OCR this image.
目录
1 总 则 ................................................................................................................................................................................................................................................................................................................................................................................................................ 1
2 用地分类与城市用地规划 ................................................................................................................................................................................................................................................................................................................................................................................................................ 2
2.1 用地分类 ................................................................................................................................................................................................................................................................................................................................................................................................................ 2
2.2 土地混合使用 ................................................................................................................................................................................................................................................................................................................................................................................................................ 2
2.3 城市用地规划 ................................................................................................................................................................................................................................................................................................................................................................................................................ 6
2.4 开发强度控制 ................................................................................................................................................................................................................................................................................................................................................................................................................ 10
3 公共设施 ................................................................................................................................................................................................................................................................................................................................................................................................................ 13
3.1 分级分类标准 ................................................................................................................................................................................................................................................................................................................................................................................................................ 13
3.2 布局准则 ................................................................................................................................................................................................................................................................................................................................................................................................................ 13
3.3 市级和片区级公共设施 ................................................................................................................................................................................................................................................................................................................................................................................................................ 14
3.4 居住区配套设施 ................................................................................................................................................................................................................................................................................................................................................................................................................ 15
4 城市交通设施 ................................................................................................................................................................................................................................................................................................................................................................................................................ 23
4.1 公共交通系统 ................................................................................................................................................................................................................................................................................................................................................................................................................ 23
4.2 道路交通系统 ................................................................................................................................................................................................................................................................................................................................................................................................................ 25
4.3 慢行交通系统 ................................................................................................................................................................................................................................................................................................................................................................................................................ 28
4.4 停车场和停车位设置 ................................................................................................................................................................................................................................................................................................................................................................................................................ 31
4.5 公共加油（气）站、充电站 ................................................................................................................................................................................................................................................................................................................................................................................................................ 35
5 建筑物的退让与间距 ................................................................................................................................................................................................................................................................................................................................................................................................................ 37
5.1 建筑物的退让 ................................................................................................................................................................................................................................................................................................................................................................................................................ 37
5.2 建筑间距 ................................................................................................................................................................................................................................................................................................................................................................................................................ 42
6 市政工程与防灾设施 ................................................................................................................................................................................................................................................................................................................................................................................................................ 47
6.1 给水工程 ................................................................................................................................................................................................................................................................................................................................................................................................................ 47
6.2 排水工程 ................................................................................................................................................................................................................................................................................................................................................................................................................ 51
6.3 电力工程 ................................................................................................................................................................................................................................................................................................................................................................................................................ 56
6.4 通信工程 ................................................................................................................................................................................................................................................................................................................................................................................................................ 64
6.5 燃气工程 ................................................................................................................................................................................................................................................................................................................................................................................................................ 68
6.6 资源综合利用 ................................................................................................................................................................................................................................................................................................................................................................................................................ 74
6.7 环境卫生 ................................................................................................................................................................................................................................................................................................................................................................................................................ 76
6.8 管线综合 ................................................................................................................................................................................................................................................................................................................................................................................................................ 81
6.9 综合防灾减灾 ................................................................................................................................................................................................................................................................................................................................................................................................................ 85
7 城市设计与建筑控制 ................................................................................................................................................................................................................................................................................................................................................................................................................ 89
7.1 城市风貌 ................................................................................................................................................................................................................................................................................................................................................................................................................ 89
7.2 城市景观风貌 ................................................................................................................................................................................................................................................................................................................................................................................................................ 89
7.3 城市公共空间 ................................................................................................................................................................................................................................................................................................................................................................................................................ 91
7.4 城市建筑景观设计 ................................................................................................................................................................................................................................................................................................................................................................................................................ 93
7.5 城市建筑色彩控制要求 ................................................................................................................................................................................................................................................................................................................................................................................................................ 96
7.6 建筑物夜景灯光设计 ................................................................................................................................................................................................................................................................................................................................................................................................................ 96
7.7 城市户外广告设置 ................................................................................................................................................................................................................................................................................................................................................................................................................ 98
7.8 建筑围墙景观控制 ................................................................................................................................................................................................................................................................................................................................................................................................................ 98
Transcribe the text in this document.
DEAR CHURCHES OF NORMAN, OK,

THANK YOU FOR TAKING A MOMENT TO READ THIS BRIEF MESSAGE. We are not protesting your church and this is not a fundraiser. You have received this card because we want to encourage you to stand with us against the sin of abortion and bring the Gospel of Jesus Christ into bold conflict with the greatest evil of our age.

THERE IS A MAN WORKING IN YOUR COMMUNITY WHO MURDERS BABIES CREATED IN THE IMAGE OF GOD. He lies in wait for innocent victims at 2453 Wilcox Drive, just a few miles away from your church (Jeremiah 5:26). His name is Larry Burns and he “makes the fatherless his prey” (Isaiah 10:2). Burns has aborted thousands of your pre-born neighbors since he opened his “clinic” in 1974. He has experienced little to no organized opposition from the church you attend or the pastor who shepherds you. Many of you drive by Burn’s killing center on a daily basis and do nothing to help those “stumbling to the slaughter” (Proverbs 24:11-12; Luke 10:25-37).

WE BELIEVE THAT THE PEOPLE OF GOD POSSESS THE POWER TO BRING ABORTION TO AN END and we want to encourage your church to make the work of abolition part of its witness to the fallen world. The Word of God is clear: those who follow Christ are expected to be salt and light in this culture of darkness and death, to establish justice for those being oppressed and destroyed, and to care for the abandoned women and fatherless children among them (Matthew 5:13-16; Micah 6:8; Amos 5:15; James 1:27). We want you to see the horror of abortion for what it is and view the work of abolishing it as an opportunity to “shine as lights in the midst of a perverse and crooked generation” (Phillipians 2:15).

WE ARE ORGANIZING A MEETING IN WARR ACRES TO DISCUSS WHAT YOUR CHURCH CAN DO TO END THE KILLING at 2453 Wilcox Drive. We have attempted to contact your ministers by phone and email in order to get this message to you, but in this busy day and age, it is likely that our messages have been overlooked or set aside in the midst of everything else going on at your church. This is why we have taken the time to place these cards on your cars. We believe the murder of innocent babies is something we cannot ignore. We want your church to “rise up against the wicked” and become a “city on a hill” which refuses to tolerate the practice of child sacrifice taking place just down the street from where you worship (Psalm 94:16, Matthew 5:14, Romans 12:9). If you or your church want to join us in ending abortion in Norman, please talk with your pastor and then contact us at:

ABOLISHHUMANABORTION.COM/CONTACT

** WHAT TO DO **
Repeat the data in its entirety, character for character.

** TASK SOLUTION **
OCR this image.
目录
1 总 则 ................................................................................................................................................................................................................................................................................................................................................................................................................ 1
2 用地分类与城市用地规划 ................................................................................................................................................................................................................................................................................................................................................................................................................ 2
2.1 用地分类 ................................................................................................................................................................................................................................................................................................................................................................................................................ 2
2.2 土地混合使用 ................................................................................................................................................................................................................................................................................................................................................................................................................ 2
2.3 城市用地规划 ................................................................................................................................................................................................................................................................................................................................................................................................................ 6
2.4 开发强度控制 ................................................................................................................................................................................................................................................................................................................................................................................................................ 10
3 公共设施 ................................................................................................................................................................................................................................................................................................................................................................................................................ 13
3.1 分级分类标准 ................................................................................................................................................................................................................................................................................................................................................................................................................ 13
3.2 布局准则 ................................................................................................................................................................................................................................................................................................................................................................................................................ 13
3.3 市级和片区级公共设施 ................................................................................................................................................................................................................................................................................................................................................................................................................ 14
3.4 居住区配套设施 ................................................................................................................................................................................................................................................................................................................................................................................................................ 15
4 城市交通设施 ................................................................................................................................................................................................................................................................................................................................................................................................................ 23
4.1 公共交通系统 ................................................................................................................................................................................................................................................................................................................................................................................................................ 23
4.2 道路交通系统 ................................................................................................................................................................................................................................................................................................................................................................................................................ 25
4.3 慢行交通系统 ................................................................................................................................................................................................................................................................................................................................................................................................................ 28
4.4 停车场和停车位设置 ................................................................................................................................................................................................................................................................................................................................................................................................................ 31
4.5 公共加油（气）站、充电站 ................................................................................................................................................................................................................................................................................................................................................................................................................ 35
5 建筑物的退让与间距 ................................................................................................................................................................................................................................................................................................................................................................................................................ 37
5.1 建筑物的退让 ................................................................................................................................................................................................................................................................................................................................................................................................................ 37
5.2 建筑间距 ................................................................................................................................................................................................................................................................................................................................................................................................................ 42
6 市政工程与防灾设施 ................................................................................................................................................................................................................................................................................................................................................................................................................ 47
6.1 给水工程 ................................................................................................................................................................................................................................................................................................................................................................................................................ 47
6.2 排水工程 ................................................................................................................................................................................................................................................................................................................................................................................................................ 51
6.3 电力工程 ................................................................................................................................................................................................................................................................................................................................................................................................................ 56
6.4 通信工程 ................................................................................................................................................................................................................................................................................................................................................................................................................ 64
6.5 燃气工程 ................................................................................................................................................................................................................................................................................................................................................................................................................ 68
6.6 资源综合利用 ................................................................................................................................................................................................................................................................................................................................................................................................................ 74
6.7 环境卫生 ................................................................................................................................................................................................................................................................................................................................................................................................................ 76
6.8 管线综合 ................................................................................................................................................................................................................................................................................................................................................................................................................ 81
6.9 综合防灾减灾 ................................................................................................................................................................................................................................................................................................................................................................................................................ 85
7 城市设计与建筑控制 ................................................................................................................................................................................................................................................................................................................................................................................................................ 89
7.1 城市风貌 ................................................................................................................................................................................................................................................................................................................................................................................................................ 89
7.2 城市景观风貌 ................................................................................................................................................................................................................................................................................................................................................................................................................ 89
7.3 城市公共空间 ................................................................................................................................................................................................................................................................................................................................................................................................................ 91
7.4 城市建筑景观设计 ................................................................................................................................................................................................................................................................................................................................................................................................................ 93
7.5 城市建筑色彩控制要求 ................................................................................................................................................................................................................................................................................................................................................................................................................ 96
7.6 建筑物夜景灯光设计 ................................................................................................................................................................................................................................................................................................................................................................................................................ 96
7.7 城市户外广告设置 ................................................................................................................................................................................................................................................................................................................................................................................................................ 98
7.8 建筑围墙景观控制 ................................................................................................................................................................................................................................................................................................................................................................................................................ 98
Transcribe the text in this document.
DEAR CHURCHES OF NORMAN, OK,

THANK YOU FOR TAKING A MOMENT TO READ THIS BRIEF MESSAGE. We are not protesting your church and this is not a fundraiser. You have received this card because we want to encourage you to stand with us against the sin of abortion and bring the Gospel of Jesus Christ into bold conflict with the greatest evil of our age.

THERE IS A MAN WORKING IN YOUR COMMUNITY WHO MURDERS BABIES CREATED IN THE IMAGE OF GOD. He lies in wait for innocent victims at 2453 Wilcox Drive, just a few miles away from your church (Jeremiah 5:26). His name is Larry Burns and he “makes the fatherless his prey” (Isaiah 10:2). Burns has aborted thousands of your pre-born neighbors since he opened his “clinic” in 1974. He has experienced little to no organized opposition from the church you attend or the pastor who shepherds you. Many of you drive by Burn’s killing center on a daily basis and do nothing to help those “stumbling to the slaughter” (Proverbs 24:11-12; Luke 10:25-37).

WE BELIEVE THAT THE PEOPLE OF GOD POSSESS THE POWER TO BRING ABORTION TO AN END and we want to encourage your church to make the work of abolition part of its witness to the fallen world. The Word of God is clear: those who follow Christ are expected to be salt and light in this culture of darkness and death, to establish justice for those being oppressed and destroyed, and to care for the abandoned women and fatherless children among them (Matthew 5:13-16; Micah 6:8; Amos 5:15; James 1:27). We want you to see the horror of abortion for what it is and view the work of abolishing it as an opportunity to “shine as lights in the midst of a perverse and crooked generation” (Phillipians 2:15).

WE ARE ORGANIZING A MEETING IN WARR ACRES TO DISCUSS WHAT YOUR CHURCH CAN DO TO END THE KILLING at 2453 Wilcox Drive. We have attempted to contact your ministers by phone and email in order to get this message to you, but in this busy day and age, it is likely that our messages have been overlooked or set aside in the midst of everything else going on at your church. This is why we have taken the time to place these cards on your cars. We believe the murder of innocent babies is something we cannot ignore. We want your church to “rise up against the wicked” and become a “city on a hill” which refuses to tolerate the practice of child sacrifice taking place just down the street from where you worship (Psalm 94:16, Matthew 5:14, Romans 12:9). If you or your church want to join us in ending abortion in Norman, please talk with your pastor and then contact us at:

ABOLISHHUMANABORTION.COM/CONTACT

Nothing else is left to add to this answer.